*Written task*:
Copy, from the entries below, each line where the word "Midnight" can be found.

*Dataset rows*:
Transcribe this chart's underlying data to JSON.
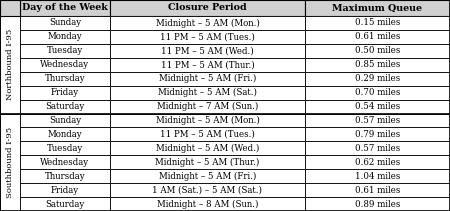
{
  "title_row": [
    "Day of the Week",
    "Closure Period",
    "Maximum Queue"
  ],
  "northbound_label": "Northbound I-95",
  "southbound_label": "Southbound I-95",
  "northbound_rows": [
    [
      "Sunday",
      "Midnight – 5 AM (Mon.)",
      "0.15 miles"
    ],
    [
      "Monday",
      "11 PM – 5 AM (Tues.)",
      "0.61 miles"
    ],
    [
      "Tuesday",
      "11 PM – 5 AM (Wed.)",
      "0.50 miles"
    ],
    [
      "Wednesday",
      "11 PM – 5 AM (Thur.)",
      "0.85 miles"
    ],
    [
      "Thursday",
      "Midnight – 5 AM (Fri.)",
      "0.29 miles"
    ],
    [
      "Friday",
      "Midnight – 5 AM (Sat.)",
      "0.70 miles"
    ],
    [
      "Saturday",
      "Midnight – 7 AM (Sun.)",
      "0.54 miles"
    ]
  ],
  "southbound_rows": [
    [
      "Sunday",
      "Midnight – 5 AM (Mon.)",
      "0.57 miles"
    ],
    [
      "Monday",
      "11 PM – 5 AM (Tues.)",
      "0.79 miles"
    ],
    [
      "Tuesday",
      "Midnight – 5 AM (Wed.)",
      "0.57 miles"
    ],
    [
      "Wednesday",
      "Midnight – 5 AM (Thur.)",
      "0.62 miles"
    ],
    [
      "Thursday",
      "Midnight – 5 AM (Fri.)",
      "1.04 miles"
    ],
    [
      "Friday",
      "1 AM (Sat.) – 5 AM (Sat.)",
      "0.61 miles"
    ],
    [
      "Saturday",
      "Midnight – 8 AM (Sun.)",
      "0.89 miles"
    ]
  ],
  "header_bg": "#d0d0d0",
  "cell_bg": "#ffffff",
  "border_color": "#000000",
  "header_font_size": 6.8,
  "cell_font_size": 6.2,
  "side_label_font_size": 6.0,
  "figw": 4.5,
  "figh": 2.11,
  "dpi": 100
}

*Solution to this exercise*:
      "Midnight – 5 AM (Mon.)",
      "Midnight – 5 AM (Fri.)",
      "Midnight – 5 AM (Sat.)",
      "Midnight – 7 AM (Sun.)",
      "Midnight – 5 AM (Mon.)",
      "Midnight – 5 AM (Wed.)",
      "Midnight – 5 AM (Thur.)",
      "Midnight – 5 AM (Fri.)",
      "Midnight – 8 AM (Sun.)",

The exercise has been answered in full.